* Given records *
————————

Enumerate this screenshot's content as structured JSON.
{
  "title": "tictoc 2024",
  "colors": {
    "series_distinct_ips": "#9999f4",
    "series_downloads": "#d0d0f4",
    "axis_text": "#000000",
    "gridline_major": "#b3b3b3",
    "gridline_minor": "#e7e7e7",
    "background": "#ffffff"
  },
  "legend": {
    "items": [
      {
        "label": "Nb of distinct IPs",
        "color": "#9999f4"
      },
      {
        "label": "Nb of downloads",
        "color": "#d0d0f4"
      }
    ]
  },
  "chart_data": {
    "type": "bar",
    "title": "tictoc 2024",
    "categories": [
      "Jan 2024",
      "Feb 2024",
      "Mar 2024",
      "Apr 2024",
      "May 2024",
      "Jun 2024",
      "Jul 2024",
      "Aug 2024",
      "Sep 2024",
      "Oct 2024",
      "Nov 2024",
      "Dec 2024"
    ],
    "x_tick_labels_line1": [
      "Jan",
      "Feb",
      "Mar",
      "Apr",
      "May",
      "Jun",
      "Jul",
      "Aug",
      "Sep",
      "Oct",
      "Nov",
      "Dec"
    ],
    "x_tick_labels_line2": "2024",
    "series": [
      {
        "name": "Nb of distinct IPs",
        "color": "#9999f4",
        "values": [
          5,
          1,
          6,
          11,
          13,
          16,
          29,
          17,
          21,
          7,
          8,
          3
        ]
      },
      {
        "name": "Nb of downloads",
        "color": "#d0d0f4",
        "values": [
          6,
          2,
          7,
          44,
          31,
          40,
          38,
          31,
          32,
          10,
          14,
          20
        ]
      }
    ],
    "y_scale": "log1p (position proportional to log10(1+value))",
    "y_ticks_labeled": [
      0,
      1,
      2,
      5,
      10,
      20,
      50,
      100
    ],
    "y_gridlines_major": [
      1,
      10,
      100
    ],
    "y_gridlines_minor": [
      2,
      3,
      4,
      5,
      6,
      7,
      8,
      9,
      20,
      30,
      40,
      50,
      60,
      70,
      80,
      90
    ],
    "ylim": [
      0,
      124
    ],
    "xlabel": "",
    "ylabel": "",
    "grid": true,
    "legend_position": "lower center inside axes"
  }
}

————————

* Short problem *
Quote all the records exactly, please, leaving none out.

* Response *
Enumerate this screenshot's content as structured JSON.
{
  "title": "tictoc 2024",
  "colors": {
    "series_distinct_ips": "#9999f4",
    "series_downloads": "#d0d0f4",
    "axis_text": "#000000",
    "gridline_major": "#b3b3b3",
    "gridline_minor": "#e7e7e7",
    "background": "#ffffff"
  },
  "legend": {
    "items": [
      {
        "label": "Nb of distinct IPs",
        "color": "#9999f4"
      },
      {
        "label": "Nb of downloads",
        "color": "#d0d0f4"
      }
    ]
  },
  "chart_data": {
    "type": "bar",
    "title": "tictoc 2024",
    "categories": [
      "Jan 2024",
      "Feb 2024",
      "Mar 2024",
      "Apr 2024",
      "May 2024",
      "Jun 2024",
      "Jul 2024",
      "Aug 2024",
      "Sep 2024",
      "Oct 2024",
      "Nov 2024",
      "Dec 2024"
    ],
    "x_tick_labels_line1": [
      "Jan",
      "Feb",
      "Mar",
      "Apr",
      "May",
      "Jun",
      "Jul",
      "Aug",
      "Sep",
      "Oct",
      "Nov",
      "Dec"
    ],
    "x_tick_labels_line2": "2024",
    "series": [
      {
        "name": "Nb of distinct IPs",
        "color": "#9999f4",
        "values": [
          5,
          1,
          6,
          11,
          13,
          16,
          29,
          17,
          21,
          7,
          8,
          3
        ]
      },
      {
        "name": "Nb of downloads",
        "color": "#d0d0f4",
        "values": [
          6,
          2,
          7,
          44,
          31,
          40,
          38,
          31,
          32,
          10,
          14,
          20
        ]
      }
    ],
    "y_scale": "log1p (position proportional to log10(1+value))",
    "y_ticks_labeled": [
      0,
      1,
      2,
      5,
      10,
      20,
      50,
      100
    ],
    "y_gridlines_major": [
      1,
      10,
      100
    ],
    "y_gridlines_minor": [
      2,
      3,
      4,
      5,
      6,
      7,
      8,
      9,
      20,
      30,
      40,
      50,
      60,
      70,
      80,
      90
    ],
    "ylim": [
      0,
      124
    ],
    "xlabel": "",
    "ylabel": "",
    "grid": true,
    "legend_position": "lower center inside axes"
  }
}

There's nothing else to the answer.